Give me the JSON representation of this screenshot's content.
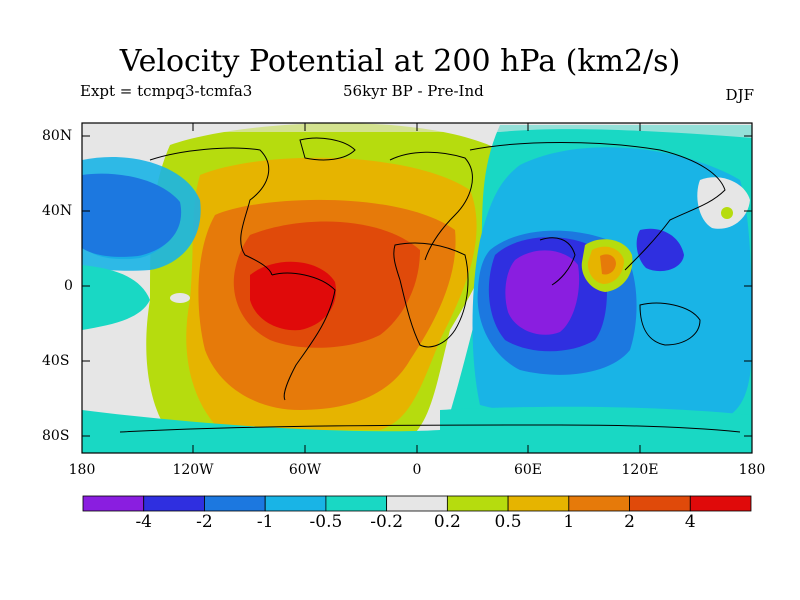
{
  "title": "Velocity Potential at 200 hPa (km2/s)",
  "subtitle_left": "Expt = tcmpq3-tcmfa3",
  "subtitle_center": "56kyr BP - Pre-Ind",
  "subtitle_right": "DJF",
  "lat_labels": [
    "80N",
    "40N",
    "0",
    "40S",
    "80S"
  ],
  "lon_labels": [
    "180",
    "120W",
    "60W",
    "0",
    "60E",
    "120E",
    "180"
  ],
  "colorbar": {
    "labels": [
      "-4",
      "-2",
      "-1",
      "-0.5",
      "-0.2",
      "0.2",
      "0.5",
      "1",
      "2",
      "4"
    ],
    "colors": [
      "#8a1ee0",
      "#2f2fe0",
      "#1c78e0",
      "#19b4e6",
      "#19d8c4",
      "#e6e6e6",
      "#b6dc0e",
      "#e6b400",
      "#e67a0a",
      "#e04a0a",
      "#e00a0a"
    ]
  },
  "chart_data": {
    "type": "heatmap",
    "projection": "cylindrical-equidistant",
    "lon_range": [
      -180,
      180
    ],
    "lat_range": [
      -90,
      90
    ],
    "levels": [
      -4,
      -2,
      -1,
      -0.5,
      -0.2,
      0.2,
      0.5,
      1,
      2,
      4
    ],
    "field": "velocity potential anomaly 200 hPa (DJF)",
    "approx_extrema": {
      "max": "South America (~4 km2/s)",
      "min": "Indian Ocean (~-4 km2/s)"
    }
  }
}
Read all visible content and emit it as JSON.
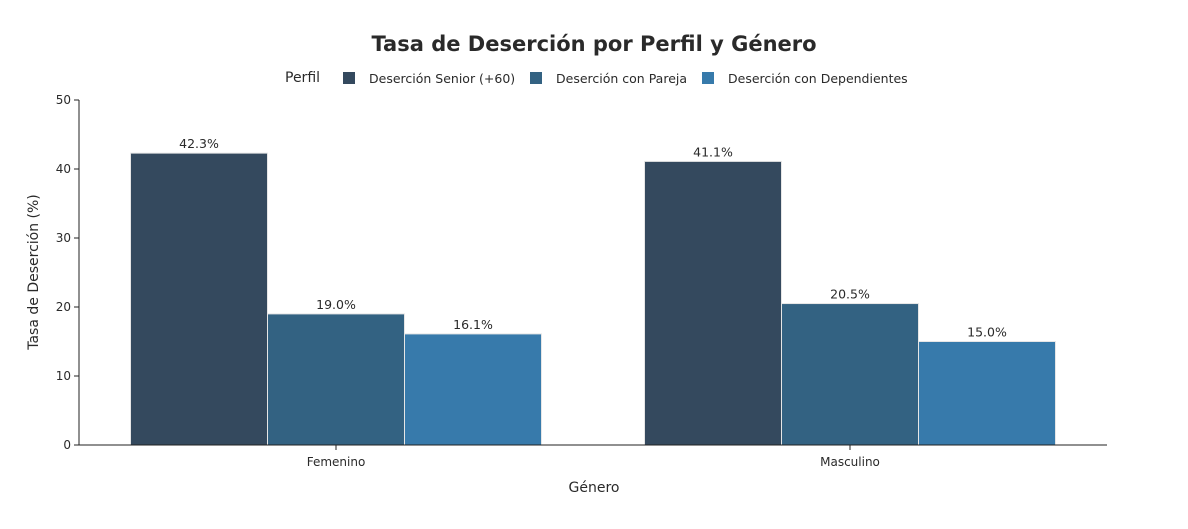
{
  "chart_data": {
    "type": "bar",
    "title": "Tasa de Deserción por Perfil y Género",
    "xlabel": "Género",
    "ylabel": "Tasa de Deserción (%)",
    "ylim": [
      0,
      50
    ],
    "yticks": [
      0,
      10,
      20,
      30,
      40,
      50
    ],
    "grid": false,
    "legend_title": "Perfil",
    "legend_placement": "top",
    "categories": [
      "Femenino",
      "Masculino"
    ],
    "series": [
      {
        "name": "Deserción Senior (+60)",
        "values": [
          42.3,
          41.1
        ],
        "color": "#34495e",
        "labels": [
          "42.3%",
          "41.1%"
        ]
      },
      {
        "name": "Deserción con Pareja",
        "values": [
          19.0,
          20.5
        ],
        "color": "#336282",
        "labels": [
          "19.0%",
          "20.5%"
        ]
      },
      {
        "name": "Deserción con Dependientes",
        "values": [
          16.1,
          15.0
        ],
        "color": "#377aab",
        "labels": [
          "16.1%",
          "15.0%"
        ]
      }
    ]
  }
}
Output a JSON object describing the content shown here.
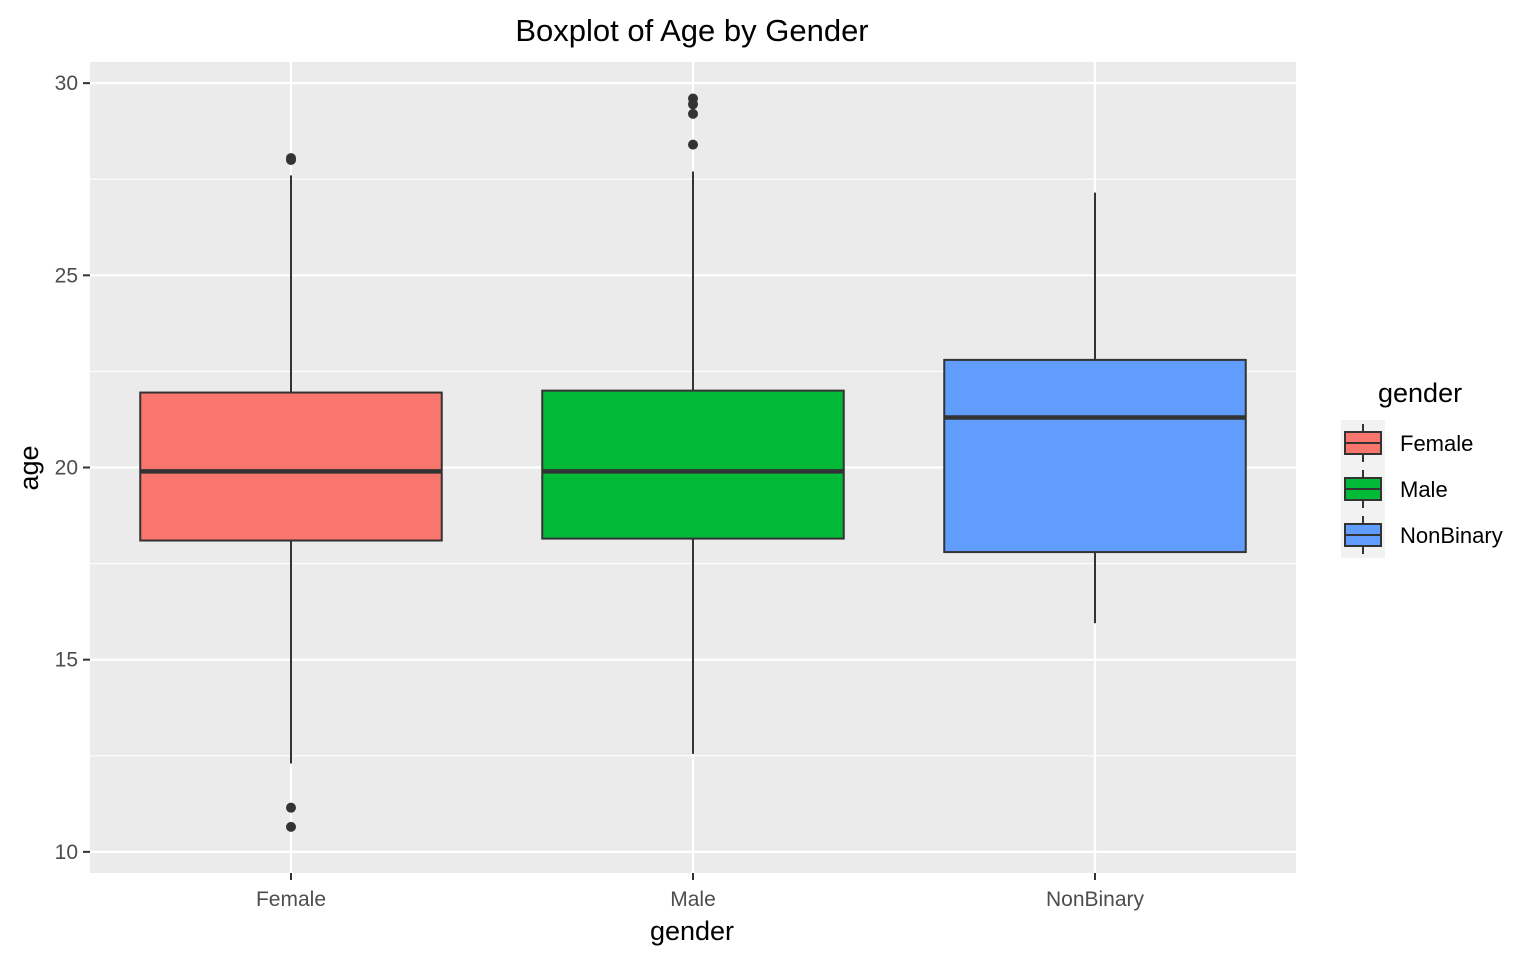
{
  "chart_data": {
    "type": "boxplot",
    "title": "Boxplot of Age by Gender",
    "xlabel": "gender",
    "ylabel": "age",
    "ylim": [
      9.45,
      30.55
    ],
    "yticks": [
      10,
      15,
      20,
      25,
      30
    ],
    "ytick_labels": [
      "10",
      "15",
      "20",
      "25",
      "30"
    ],
    "grid": true,
    "legend": {
      "title": "gender",
      "position": "right"
    },
    "categories": [
      "Female",
      "Male",
      "NonBinary"
    ],
    "series": [
      {
        "name": "Female",
        "color": "#F8766D",
        "whisker_low": 12.3,
        "q1": 18.1,
        "median": 19.9,
        "q3": 21.95,
        "whisker_high": 27.6,
        "outliers": [
          28.0,
          28.05,
          11.15,
          10.65
        ]
      },
      {
        "name": "Male",
        "color": "#00BA38",
        "whisker_low": 12.55,
        "q1": 18.15,
        "median": 19.9,
        "q3": 22.0,
        "whisker_high": 27.7,
        "outliers": [
          29.6,
          29.45,
          29.2,
          28.4
        ]
      },
      {
        "name": "NonBinary",
        "color": "#619CFF",
        "whisker_low": 15.95,
        "q1": 17.8,
        "median": 21.3,
        "q3": 22.8,
        "whisker_high": 27.15,
        "outliers": []
      }
    ]
  }
}
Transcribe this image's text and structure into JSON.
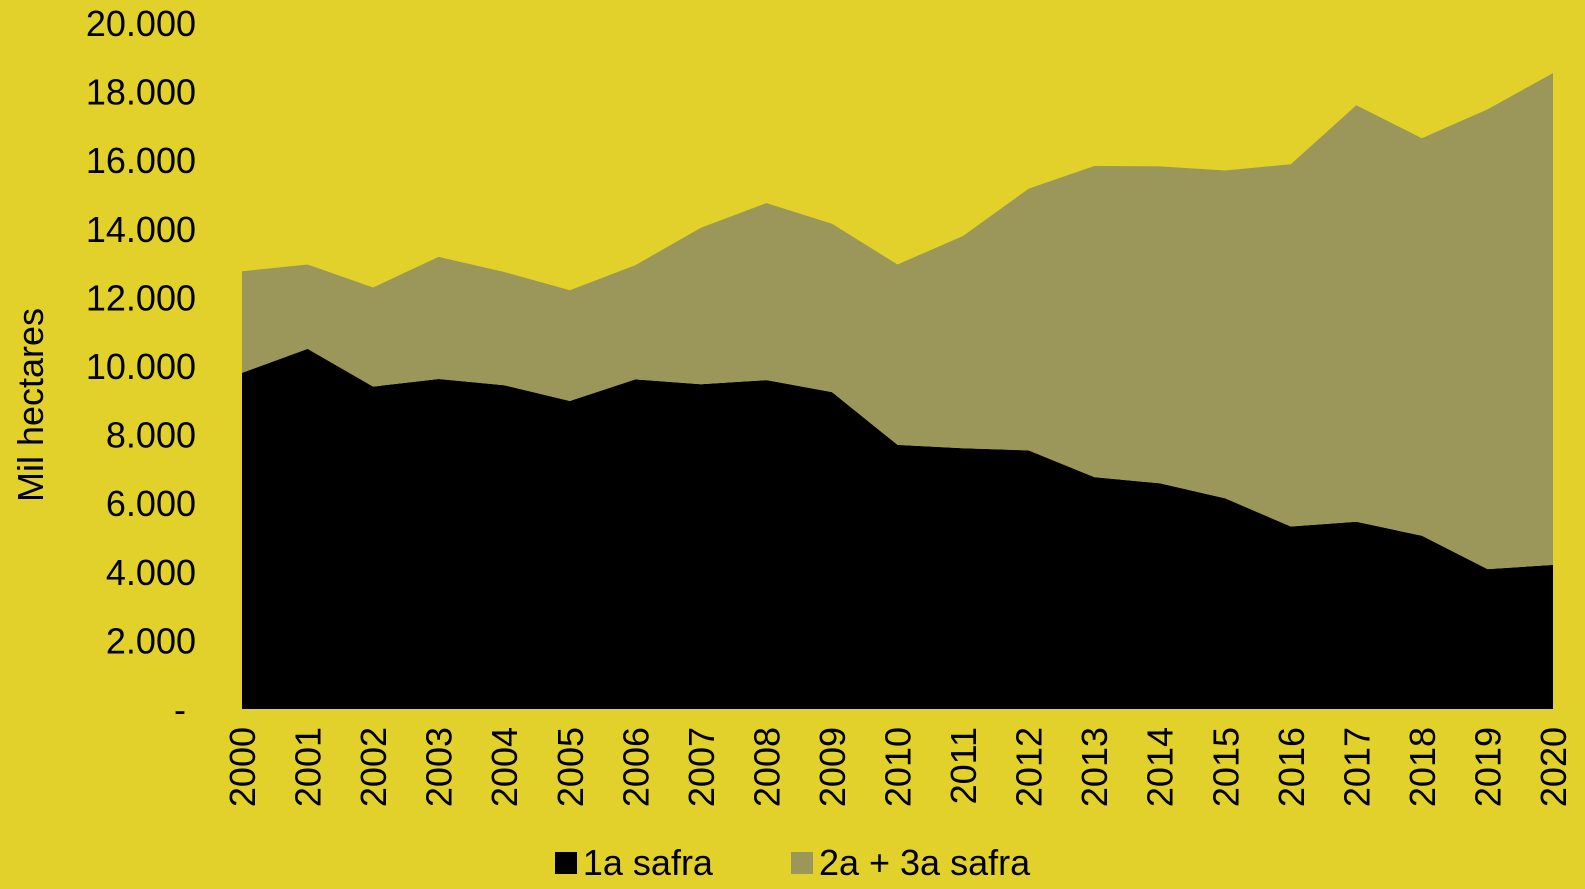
{
  "colors": {
    "background": "#e2d12a",
    "series_1": "#000000",
    "series_2": "#9b965a"
  },
  "chart_data": {
    "type": "area",
    "stacked": true,
    "title": "",
    "xlabel": "",
    "ylabel": "Mil hectares",
    "ylim": [
      0,
      20000
    ],
    "yticks": [
      "-",
      "2.000",
      "4.000",
      "6.000",
      "8.000",
      "10.000",
      "12.000",
      "14.000",
      "16.000",
      "18.000",
      "20.000"
    ],
    "grid": false,
    "legend_position": "bottom",
    "categories": [
      "2000",
      "2001",
      "2002",
      "2003",
      "2004",
      "2005",
      "2006",
      "2007",
      "2008",
      "2009",
      "2010",
      "2011",
      "2012",
      "2013",
      "2014",
      "2015",
      "2016",
      "2017",
      "2018",
      "2019",
      "2020"
    ],
    "series": [
      {
        "name": "1a safra",
        "color": "#000000",
        "values": [
          9800,
          10500,
          9400,
          9620,
          9440,
          8980,
          9610,
          9470,
          9590,
          9240,
          7700,
          7600,
          7540,
          6760,
          6580,
          6140,
          5320,
          5460,
          5050,
          4080,
          4200
        ]
      },
      {
        "name": "2a + 3a safra",
        "color": "#9b965a",
        "values": [
          2960,
          2460,
          2890,
          3560,
          3300,
          3230,
          3330,
          4560,
          5160,
          4910,
          5260,
          6190,
          7630,
          9070,
          9240,
          9560,
          10560,
          12140,
          11590,
          13400,
          14340
        ]
      }
    ]
  }
}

Exercise goal: Locate all lines holding the word "name", then copy them out.

Answer to this task:
        "name": "Deserción Senior (+60)",
        "name": "Deserción con Pareja",
        "name": "Deserción con Dependientes",
        "name": "Female",
        "name": "Male",
        "name": "NonBinary",
        "name": "1a safra",
        "name": "2a + 3a safra",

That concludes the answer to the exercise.